_Saved data entries_:
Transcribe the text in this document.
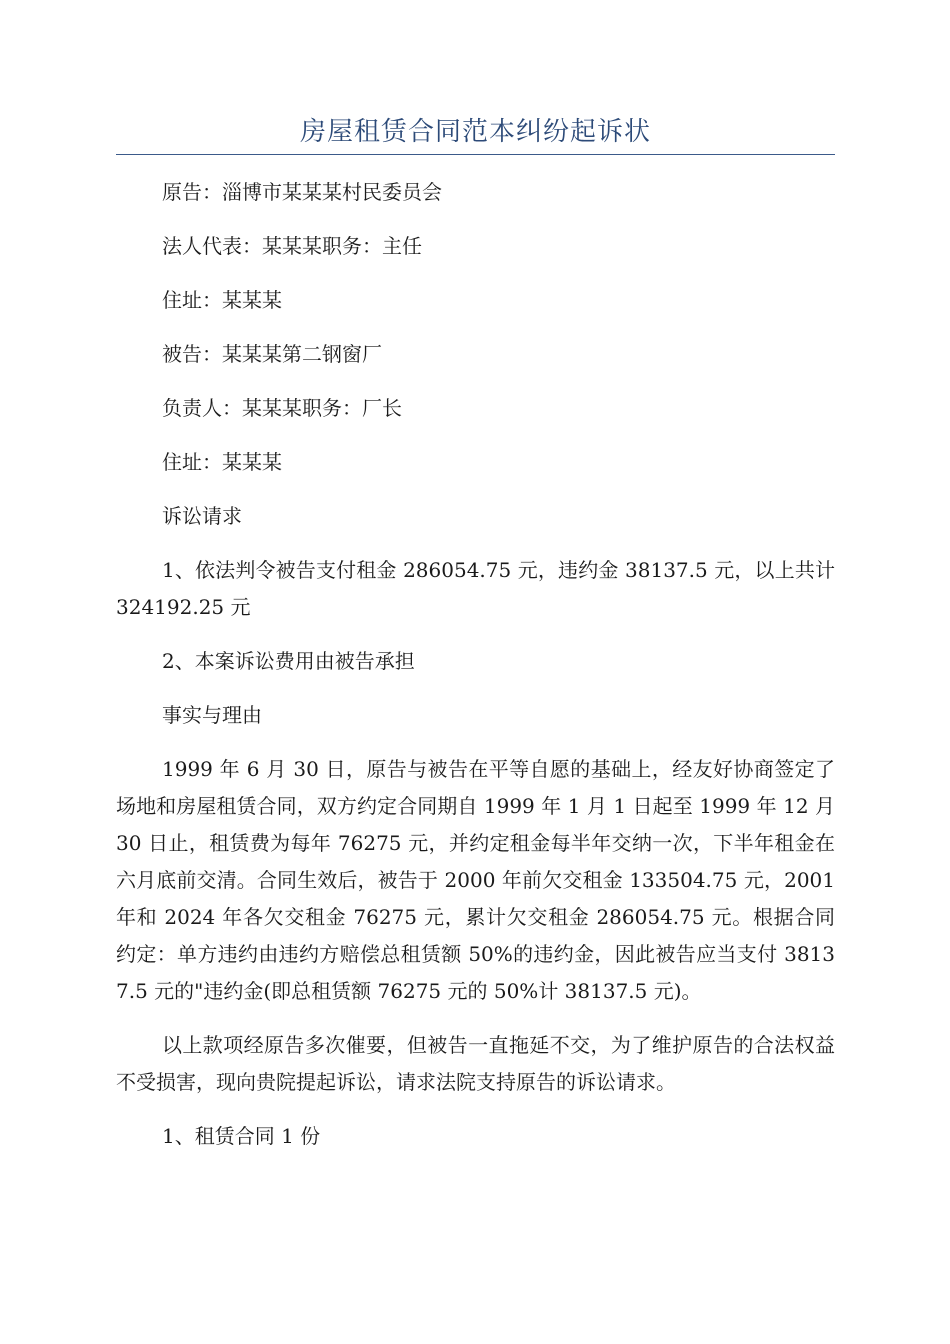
房屋租赁合同范本纠纷起诉状

原告：淄博市某某某村民委员会

法人代表：某某某职务：主任

住址：某某某

被告：某某某第二钢窗厂

负责人：某某某职务：厂长

住址：某某某

诉讼请求

1、依法判令被告支付租金 286054.75 元，违约金 38137.5 元，以上共计 324192.25 元

2、本案诉讼费用由被告承担

事实与理由

1999 年 6 月 30 日，原告与被告在平等自愿的基础上，经友好协商签定了场地和房屋租赁合同，双方约定合同期自 1999 年 1 月 1 日起至 1999 年 12 月 30 日止，租赁费为每年 76275 元，并约定租金每半年交纳一次，下半年租金在六月底前交清。合同生效后，被告于 2000 年前欠交租金 133504.75 元，2001 年和 2024 年各欠交租金 76275 元，累计欠交租金 286054.75 元。根据合同约定：单方违约由违约方赔偿总租赁额 50%的违约金，因此被告应当支付 38137.5 元的"违约金(即总租赁额 76275 元的 50%计 38137.5 元)。

以上款项经原告多次催要，但被告一直拖延不交，为了维护原告的合法权益不受损害，现向贵院提起诉讼，请求法院支持原告的诉讼请求。

1、租赁合同 1 份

_Short problem_: Exclude the pictures and repeat every other part of the records word for word.

_Response to this exercise_:
Transcribe the text in this document.
房屋租赁合同范本纠纷起诉状

原告：淄博市某某某村民委员会

法人代表：某某某职务：主任

住址：某某某

被告：某某某第二钢窗厂

负责人：某某某职务：厂长

住址：某某某

诉讼请求

1、依法判令被告支付租金 286054.75 元，违约金 38137.5 元，以上共计 324192.25 元

2、本案诉讼费用由被告承担

事实与理由

1999 年 6 月 30 日，原告与被告在平等自愿的基础上，经友好协商签定了场地和房屋租赁合同，双方约定合同期自 1999 年 1 月 1 日起至 1999 年 12 月 30 日止，租赁费为每年 76275 元，并约定租金每半年交纳一次，下半年租金在六月底前交清。合同生效后，被告于 2000 年前欠交租金 133504.75 元，2001 年和 2024 年各欠交租金 76275 元，累计欠交租金 286054.75 元。根据合同约定：单方违约由违约方赔偿总租赁额 50%的违约金，因此被告应当支付 38137.5 元的"违约金(即总租赁额 76275 元的 50%计 38137.5 元)。

以上款项经原告多次催要，但被告一直拖延不交，为了维护原告的合法权益不受损害，现向贵院提起诉讼，请求法院支持原告的诉讼请求。

1、租赁合同 1 份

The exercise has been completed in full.